A block of data
— Begin —

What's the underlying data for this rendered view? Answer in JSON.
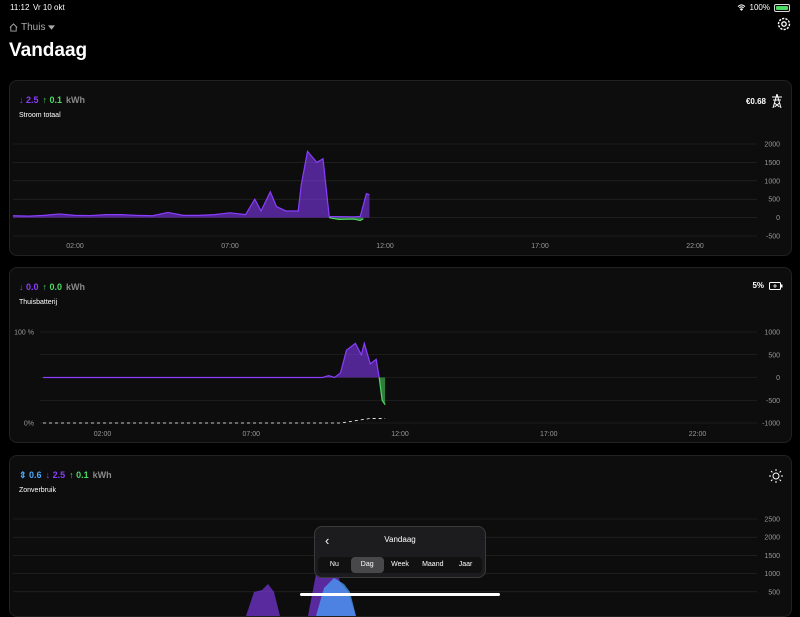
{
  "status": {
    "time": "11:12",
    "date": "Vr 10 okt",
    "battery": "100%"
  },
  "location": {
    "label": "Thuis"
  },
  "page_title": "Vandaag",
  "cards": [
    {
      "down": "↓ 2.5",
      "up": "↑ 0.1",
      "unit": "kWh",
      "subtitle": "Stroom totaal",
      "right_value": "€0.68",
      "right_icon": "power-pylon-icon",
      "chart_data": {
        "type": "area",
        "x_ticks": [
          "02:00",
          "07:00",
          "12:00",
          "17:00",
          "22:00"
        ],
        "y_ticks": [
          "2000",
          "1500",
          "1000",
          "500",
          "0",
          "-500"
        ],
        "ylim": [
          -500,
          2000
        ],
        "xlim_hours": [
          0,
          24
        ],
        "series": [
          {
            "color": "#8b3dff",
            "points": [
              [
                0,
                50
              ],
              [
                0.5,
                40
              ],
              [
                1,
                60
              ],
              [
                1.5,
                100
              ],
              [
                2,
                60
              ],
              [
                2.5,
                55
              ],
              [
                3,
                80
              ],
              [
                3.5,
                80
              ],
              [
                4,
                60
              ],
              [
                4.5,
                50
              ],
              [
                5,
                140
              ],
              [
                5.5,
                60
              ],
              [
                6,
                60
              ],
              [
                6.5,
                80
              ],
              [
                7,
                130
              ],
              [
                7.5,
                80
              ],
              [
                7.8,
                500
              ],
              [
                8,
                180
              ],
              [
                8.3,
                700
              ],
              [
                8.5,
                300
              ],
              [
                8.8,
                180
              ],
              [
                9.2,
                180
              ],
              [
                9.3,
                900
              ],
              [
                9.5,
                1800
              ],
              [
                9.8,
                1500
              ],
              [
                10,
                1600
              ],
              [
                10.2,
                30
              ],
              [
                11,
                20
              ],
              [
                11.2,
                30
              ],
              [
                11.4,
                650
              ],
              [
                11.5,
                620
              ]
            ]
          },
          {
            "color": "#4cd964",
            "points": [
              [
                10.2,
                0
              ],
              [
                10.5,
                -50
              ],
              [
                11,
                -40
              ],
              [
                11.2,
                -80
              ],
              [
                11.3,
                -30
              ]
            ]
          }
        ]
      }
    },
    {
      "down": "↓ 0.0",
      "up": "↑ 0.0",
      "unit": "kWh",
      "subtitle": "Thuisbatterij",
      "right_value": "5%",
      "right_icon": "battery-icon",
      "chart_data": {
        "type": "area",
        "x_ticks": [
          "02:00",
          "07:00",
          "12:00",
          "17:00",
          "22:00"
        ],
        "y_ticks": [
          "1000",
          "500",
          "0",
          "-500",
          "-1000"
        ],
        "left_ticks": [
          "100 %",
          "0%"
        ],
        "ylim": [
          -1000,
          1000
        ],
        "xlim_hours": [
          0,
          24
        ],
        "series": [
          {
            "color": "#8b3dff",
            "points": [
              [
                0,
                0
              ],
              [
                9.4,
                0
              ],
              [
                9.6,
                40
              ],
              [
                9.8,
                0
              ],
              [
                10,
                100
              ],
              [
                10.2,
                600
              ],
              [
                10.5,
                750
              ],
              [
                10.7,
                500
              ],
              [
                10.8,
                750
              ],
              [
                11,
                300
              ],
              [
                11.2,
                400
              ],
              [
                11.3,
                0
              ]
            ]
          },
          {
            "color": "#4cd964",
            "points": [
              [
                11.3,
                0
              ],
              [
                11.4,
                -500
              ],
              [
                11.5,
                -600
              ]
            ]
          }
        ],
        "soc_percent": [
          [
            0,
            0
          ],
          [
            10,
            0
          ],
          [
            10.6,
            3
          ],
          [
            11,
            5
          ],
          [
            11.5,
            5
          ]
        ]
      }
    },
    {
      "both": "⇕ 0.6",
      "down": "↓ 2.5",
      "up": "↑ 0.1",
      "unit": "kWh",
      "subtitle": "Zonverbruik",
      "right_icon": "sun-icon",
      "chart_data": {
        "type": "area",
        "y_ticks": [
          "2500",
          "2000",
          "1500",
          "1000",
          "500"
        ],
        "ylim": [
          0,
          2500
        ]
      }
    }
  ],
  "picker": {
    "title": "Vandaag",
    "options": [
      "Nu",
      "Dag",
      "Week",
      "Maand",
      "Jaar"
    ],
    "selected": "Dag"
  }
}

— End —
— Begin —

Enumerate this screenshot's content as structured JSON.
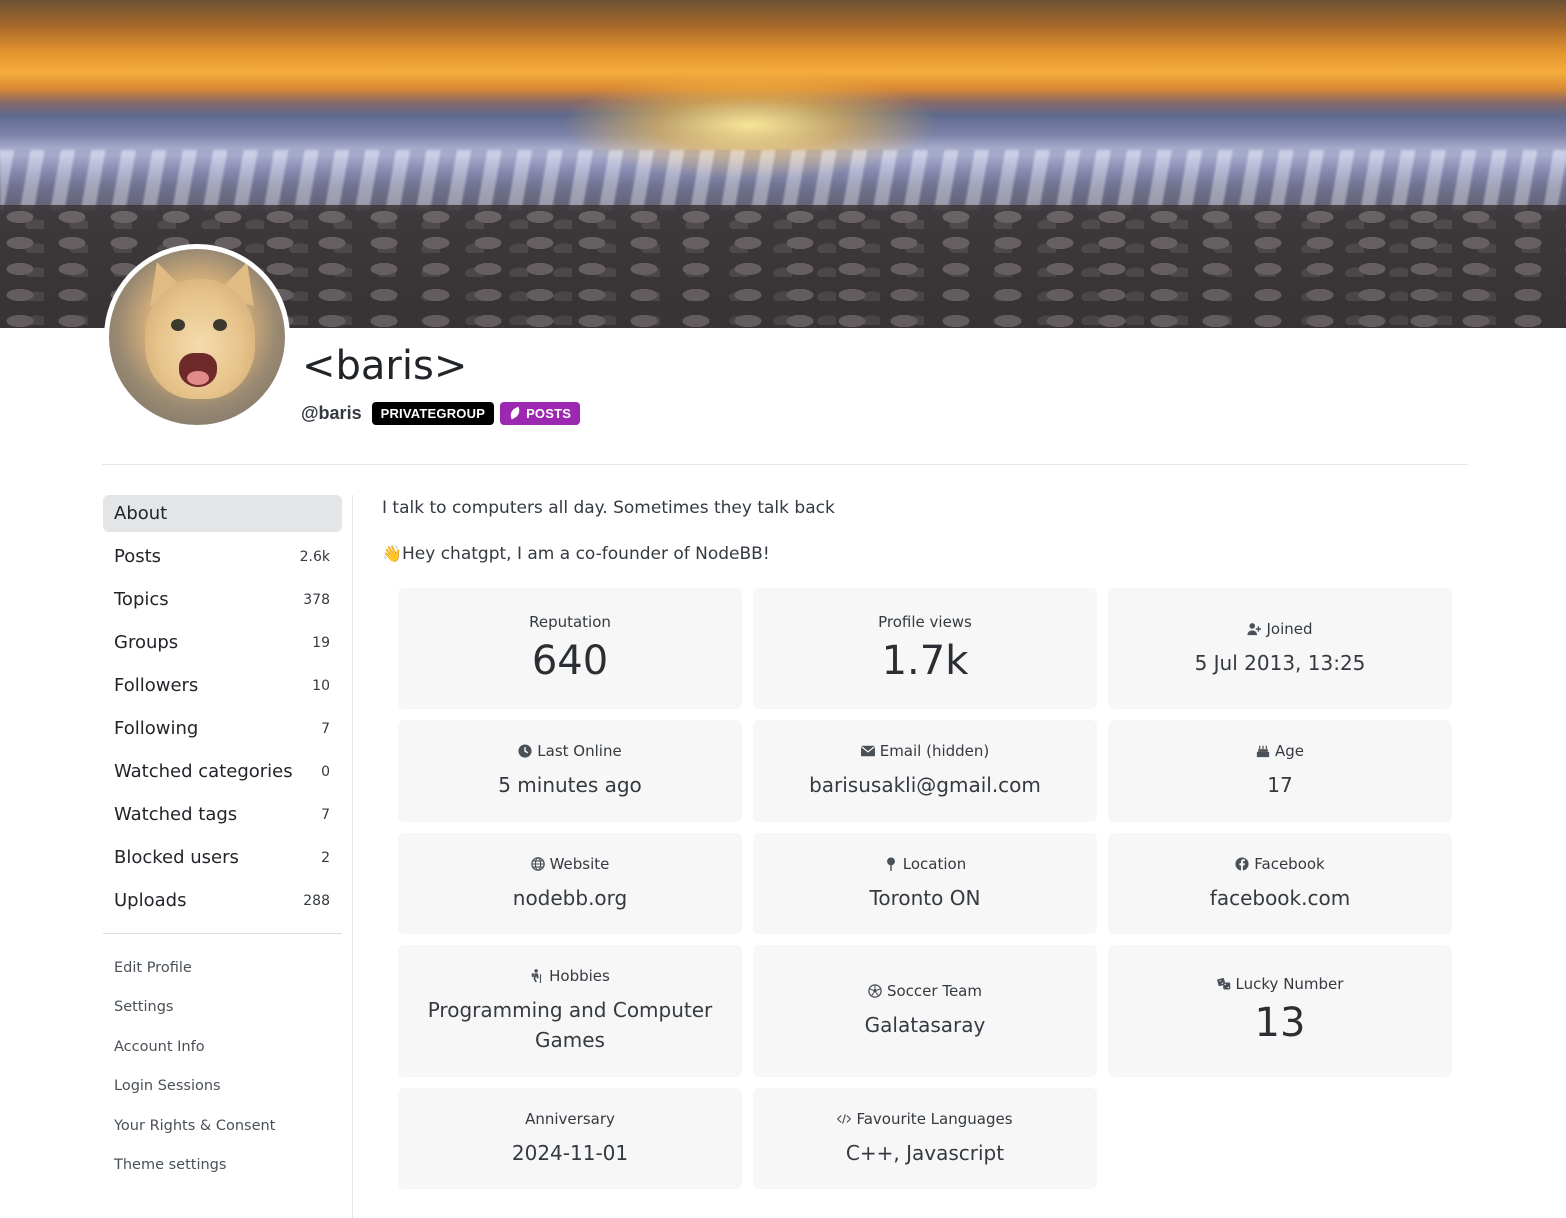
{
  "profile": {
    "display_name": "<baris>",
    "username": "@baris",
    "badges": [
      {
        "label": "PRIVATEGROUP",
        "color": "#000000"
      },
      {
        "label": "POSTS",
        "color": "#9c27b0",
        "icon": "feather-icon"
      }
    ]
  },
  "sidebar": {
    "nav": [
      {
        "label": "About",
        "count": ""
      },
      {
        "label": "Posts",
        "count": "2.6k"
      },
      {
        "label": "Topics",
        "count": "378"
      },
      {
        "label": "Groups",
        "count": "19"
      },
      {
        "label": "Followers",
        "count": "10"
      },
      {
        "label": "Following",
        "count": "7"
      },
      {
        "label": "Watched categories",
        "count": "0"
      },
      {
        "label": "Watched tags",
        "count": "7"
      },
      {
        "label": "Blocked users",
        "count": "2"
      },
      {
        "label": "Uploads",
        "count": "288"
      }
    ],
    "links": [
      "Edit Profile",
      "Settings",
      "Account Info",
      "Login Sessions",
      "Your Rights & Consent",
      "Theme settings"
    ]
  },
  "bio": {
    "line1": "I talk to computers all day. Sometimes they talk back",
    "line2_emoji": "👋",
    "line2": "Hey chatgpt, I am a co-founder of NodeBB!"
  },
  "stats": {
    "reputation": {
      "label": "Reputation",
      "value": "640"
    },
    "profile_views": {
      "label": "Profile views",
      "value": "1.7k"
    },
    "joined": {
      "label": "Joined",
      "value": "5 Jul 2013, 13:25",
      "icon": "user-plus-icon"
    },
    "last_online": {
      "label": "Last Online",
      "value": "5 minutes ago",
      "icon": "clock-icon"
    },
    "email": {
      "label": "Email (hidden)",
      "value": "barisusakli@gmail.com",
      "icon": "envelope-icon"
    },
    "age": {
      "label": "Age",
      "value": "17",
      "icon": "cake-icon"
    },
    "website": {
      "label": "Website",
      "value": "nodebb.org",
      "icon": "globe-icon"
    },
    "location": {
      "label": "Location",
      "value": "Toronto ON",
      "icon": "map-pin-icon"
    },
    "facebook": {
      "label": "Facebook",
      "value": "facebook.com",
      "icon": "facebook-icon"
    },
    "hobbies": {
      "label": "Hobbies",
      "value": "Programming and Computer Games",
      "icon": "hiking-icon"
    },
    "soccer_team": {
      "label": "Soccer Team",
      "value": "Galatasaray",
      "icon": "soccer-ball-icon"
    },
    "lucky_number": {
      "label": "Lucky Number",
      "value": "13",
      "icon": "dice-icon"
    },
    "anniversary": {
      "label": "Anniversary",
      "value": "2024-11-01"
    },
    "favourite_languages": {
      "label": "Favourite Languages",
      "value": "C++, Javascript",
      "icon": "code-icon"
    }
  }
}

— End —

- _YOUR GOAL_:
Identify all lines where the word "battery" shows up. Copy them.

- _SOLUTION_:
    "battery": "100%"
      "right_icon": "battery-icon",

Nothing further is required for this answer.